• _CONSIGNE 1_: Réécrivez la partie de l'extrait sur les premiers signaux horaires qui s'ouvre sur les mots contenant "Les premiers signaux" et s'achève par "de l’Heure universelle.", en mettant "tops horaires" à la place de "signaux horaires".
• _CONSIGNE 2_: D'après l'extrait sur les premiers signaux horaires, par quel moyen l'Observatoire de Paris doit-il fournir l'heure exacte à la station ?

• _EXTRAIT CHOISI_:

/---

Les premiers signaux horaires (2)
03 avr. 2025La première partie de cet article publiée le 27/03/2025 présentait le processus qui a conduit à faire de la tour Eiffel un centre de haut niveau pour la diffusion de l’Heure universelle.
La dernière ligne droite
Fin 1909, tout est prêt, ou presque. La station souterraine du Champ de Mars au pied de la Tour est pratiquement terminée, les émetteurs de la station provisoire (depuis 1903…) y sont installés provisoirement et la nouvelle antenne étale ses six brins rayonnants tendus en éventail en direction de l’École militaire. La station est reliée à l’Observatoire de Paris qui fournira l’heure exacte par l’intermédiaire d’une ligne télégraphique particulière. Une pendule spéciale (en réalité plusieurs pendules) est mise au point qui fournira non seulement des tops rigoureusement réguliers toutes les secondes, à raison de 60 tops à la minute, mais aussi des tops plus rapprochés permettant l’utilisation de la méthode des coïncidences.

\---

• _EXTRAIT SOURCE_:
/---

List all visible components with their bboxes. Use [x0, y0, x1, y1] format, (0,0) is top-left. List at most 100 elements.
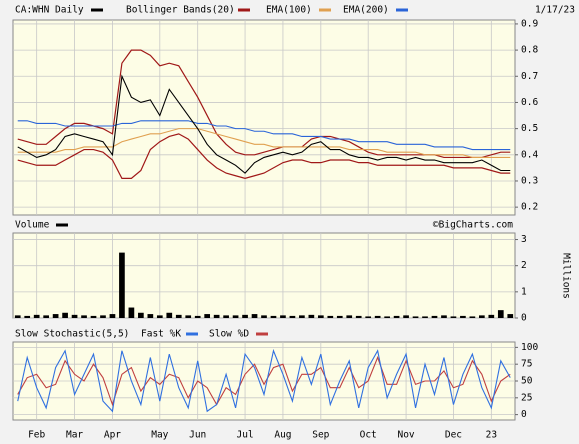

\---

• _RÉSULTAT 1_:
Les premiers tops horaires (2)
03 avr. 2025La première partie de cet article publiée le 27/03/2025 présentait le processus qui a conduit à faire de la tour Eiffel un centre de haut niveau pour la diffusion de l’Heure universelle.

• _RÉSULTAT 2_: Par l'intermédiaire d'une ligne télégraphique particulière.